**Task directions**
Reproduce every entry in the listing without alteration.

**Provided material**
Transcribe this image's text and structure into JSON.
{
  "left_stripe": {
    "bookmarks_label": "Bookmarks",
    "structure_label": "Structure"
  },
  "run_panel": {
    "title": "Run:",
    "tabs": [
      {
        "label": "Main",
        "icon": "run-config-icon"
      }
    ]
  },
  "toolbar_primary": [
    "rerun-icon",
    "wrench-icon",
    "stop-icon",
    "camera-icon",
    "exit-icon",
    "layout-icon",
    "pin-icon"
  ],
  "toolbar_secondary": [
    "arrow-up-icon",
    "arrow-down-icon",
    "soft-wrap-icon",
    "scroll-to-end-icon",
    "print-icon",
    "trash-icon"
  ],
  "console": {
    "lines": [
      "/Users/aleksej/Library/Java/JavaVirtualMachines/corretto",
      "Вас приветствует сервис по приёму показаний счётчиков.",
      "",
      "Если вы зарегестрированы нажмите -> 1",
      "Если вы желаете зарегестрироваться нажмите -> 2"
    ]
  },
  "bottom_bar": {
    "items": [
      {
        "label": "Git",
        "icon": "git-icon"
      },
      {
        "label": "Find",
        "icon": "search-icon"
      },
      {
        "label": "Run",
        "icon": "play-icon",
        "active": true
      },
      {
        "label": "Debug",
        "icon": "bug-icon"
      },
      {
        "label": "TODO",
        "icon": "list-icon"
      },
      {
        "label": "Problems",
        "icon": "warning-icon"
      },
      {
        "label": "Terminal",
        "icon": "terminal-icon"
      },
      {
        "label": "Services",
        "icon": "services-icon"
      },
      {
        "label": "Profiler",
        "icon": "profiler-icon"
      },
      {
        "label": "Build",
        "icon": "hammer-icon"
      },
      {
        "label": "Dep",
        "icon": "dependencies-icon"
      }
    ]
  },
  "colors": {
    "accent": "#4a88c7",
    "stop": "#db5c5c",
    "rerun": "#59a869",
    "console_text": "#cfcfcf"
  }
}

**Correct answer**
Transcribe this image's text and structure into JSON.
{
  "left_stripe": {
    "bookmarks_label": "Bookmarks",
    "structure_label": "Structure"
  },
  "run_panel": {
    "title": "Run:",
    "tabs": [
      {
        "label": "Main",
        "icon": "run-config-icon"
      }
    ]
  },
  "toolbar_primary": [
    "rerun-icon",
    "wrench-icon",
    "stop-icon",
    "camera-icon",
    "exit-icon",
    "layout-icon",
    "pin-icon"
  ],
  "toolbar_secondary": [
    "arrow-up-icon",
    "arrow-down-icon",
    "soft-wrap-icon",
    "scroll-to-end-icon",
    "print-icon",
    "trash-icon"
  ],
  "console": {
    "lines": [
      "/Users/aleksej/Library/Java/JavaVirtualMachines/corretto",
      "Вас приветствует сервис по приёму показаний счётчиков.",
      "",
      "Если вы зарегестрированы нажмите -> 1",
      "Если вы желаете зарегестрироваться нажмите -> 2"
    ]
  },
  "bottom_bar": {
    "items": [
      {
        "label": "Git",
        "icon": "git-icon"
      },
      {
        "label": "Find",
        "icon": "search-icon"
      },
      {
        "label": "Run",
        "icon": "play-icon",
        "active": true
      },
      {
        "label": "Debug",
        "icon": "bug-icon"
      },
      {
        "label": "TODO",
        "icon": "list-icon"
      },
      {
        "label": "Problems",
        "icon": "warning-icon"
      },
      {
        "label": "Terminal",
        "icon": "terminal-icon"
      },
      {
        "label": "Services",
        "icon": "services-icon"
      },
      {
        "label": "Profiler",
        "icon": "profiler-icon"
      },
      {
        "label": "Build",
        "icon": "hammer-icon"
      },
      {
        "label": "Dep",
        "icon": "dependencies-icon"
      }
    ]
  },
  "colors": {
    "accent": "#4a88c7",
    "stop": "#db5c5c",
    "rerun": "#59a869",
    "console_text": "#cfcfcf"
  }
}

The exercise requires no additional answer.